_EXERCISE DIRECTIONS_: Find every line in the records below that contains the word "Sanatçılar", and copy each such line.

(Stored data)
——————
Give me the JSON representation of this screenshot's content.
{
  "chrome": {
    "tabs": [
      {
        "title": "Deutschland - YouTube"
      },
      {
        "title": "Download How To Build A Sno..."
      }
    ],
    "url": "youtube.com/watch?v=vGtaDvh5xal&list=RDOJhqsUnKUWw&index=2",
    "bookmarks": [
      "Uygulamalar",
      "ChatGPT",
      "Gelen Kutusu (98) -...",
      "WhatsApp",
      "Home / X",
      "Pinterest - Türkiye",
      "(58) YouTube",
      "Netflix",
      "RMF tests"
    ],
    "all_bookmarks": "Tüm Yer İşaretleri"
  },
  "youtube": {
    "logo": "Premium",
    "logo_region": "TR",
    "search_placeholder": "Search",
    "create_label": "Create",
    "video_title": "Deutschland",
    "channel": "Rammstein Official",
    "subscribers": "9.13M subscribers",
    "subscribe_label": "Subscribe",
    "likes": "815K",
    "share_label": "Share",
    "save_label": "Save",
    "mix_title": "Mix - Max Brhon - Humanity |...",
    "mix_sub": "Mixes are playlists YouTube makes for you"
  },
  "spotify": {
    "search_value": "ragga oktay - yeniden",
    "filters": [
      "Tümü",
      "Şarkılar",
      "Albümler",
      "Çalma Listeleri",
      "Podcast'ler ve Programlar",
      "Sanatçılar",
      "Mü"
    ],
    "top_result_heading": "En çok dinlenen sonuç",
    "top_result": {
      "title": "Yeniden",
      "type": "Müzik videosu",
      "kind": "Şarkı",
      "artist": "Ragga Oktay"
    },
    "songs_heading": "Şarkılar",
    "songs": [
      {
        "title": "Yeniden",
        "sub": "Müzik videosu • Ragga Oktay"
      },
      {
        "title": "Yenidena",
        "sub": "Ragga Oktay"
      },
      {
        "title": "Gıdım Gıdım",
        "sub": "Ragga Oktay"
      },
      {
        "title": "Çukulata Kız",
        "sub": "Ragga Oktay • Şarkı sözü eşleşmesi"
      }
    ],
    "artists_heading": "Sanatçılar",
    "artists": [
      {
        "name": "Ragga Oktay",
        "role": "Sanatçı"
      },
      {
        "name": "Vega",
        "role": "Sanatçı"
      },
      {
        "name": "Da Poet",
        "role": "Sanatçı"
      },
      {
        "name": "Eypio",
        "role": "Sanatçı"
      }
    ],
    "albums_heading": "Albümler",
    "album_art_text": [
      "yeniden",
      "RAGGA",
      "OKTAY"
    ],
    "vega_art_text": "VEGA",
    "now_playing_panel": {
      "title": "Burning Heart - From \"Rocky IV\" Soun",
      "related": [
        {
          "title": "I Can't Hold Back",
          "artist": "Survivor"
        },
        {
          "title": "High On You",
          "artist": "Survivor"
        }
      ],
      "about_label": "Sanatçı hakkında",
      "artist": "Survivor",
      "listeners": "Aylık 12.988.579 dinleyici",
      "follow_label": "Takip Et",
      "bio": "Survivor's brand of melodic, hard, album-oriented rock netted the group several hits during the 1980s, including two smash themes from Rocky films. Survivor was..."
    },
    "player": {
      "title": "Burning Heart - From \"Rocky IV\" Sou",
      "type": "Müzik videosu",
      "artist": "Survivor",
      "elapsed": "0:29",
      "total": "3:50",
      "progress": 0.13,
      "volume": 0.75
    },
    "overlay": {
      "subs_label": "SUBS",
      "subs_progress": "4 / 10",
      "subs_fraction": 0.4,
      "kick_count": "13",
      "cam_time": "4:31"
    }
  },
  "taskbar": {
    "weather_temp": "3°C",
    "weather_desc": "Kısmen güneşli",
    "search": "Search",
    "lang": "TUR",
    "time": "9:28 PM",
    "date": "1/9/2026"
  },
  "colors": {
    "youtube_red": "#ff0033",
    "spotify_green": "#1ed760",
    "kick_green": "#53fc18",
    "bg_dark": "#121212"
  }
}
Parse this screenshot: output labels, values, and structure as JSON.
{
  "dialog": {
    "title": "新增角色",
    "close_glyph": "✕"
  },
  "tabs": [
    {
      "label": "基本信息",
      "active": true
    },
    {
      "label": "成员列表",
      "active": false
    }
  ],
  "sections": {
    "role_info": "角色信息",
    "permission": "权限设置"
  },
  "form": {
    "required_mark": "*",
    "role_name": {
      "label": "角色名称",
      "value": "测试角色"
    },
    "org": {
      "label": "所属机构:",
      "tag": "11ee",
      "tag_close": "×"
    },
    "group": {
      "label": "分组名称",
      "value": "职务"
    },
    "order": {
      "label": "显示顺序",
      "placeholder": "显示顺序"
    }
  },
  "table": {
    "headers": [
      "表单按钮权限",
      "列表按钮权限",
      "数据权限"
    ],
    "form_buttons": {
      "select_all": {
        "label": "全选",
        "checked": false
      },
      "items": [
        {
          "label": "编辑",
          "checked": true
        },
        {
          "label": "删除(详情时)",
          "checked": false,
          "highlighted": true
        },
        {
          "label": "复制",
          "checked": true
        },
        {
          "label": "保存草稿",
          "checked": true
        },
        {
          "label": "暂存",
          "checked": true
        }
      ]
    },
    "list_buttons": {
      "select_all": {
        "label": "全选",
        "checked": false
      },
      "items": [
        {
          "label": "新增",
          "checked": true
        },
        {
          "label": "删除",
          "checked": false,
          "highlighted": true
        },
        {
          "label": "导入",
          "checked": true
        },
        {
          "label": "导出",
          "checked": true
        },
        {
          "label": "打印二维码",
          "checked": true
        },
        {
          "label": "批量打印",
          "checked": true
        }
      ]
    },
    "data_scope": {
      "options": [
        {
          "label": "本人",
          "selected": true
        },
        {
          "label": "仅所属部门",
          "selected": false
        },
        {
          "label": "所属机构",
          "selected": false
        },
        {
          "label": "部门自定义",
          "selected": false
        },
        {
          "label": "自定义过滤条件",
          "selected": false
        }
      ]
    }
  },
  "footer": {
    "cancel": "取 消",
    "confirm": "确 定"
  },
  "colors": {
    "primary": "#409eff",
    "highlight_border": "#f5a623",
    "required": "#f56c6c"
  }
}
——————
_RESPONSE TO THIS EXERCISE_:
      "Sanatçılar",
    "artists_heading": "Sanatçılar",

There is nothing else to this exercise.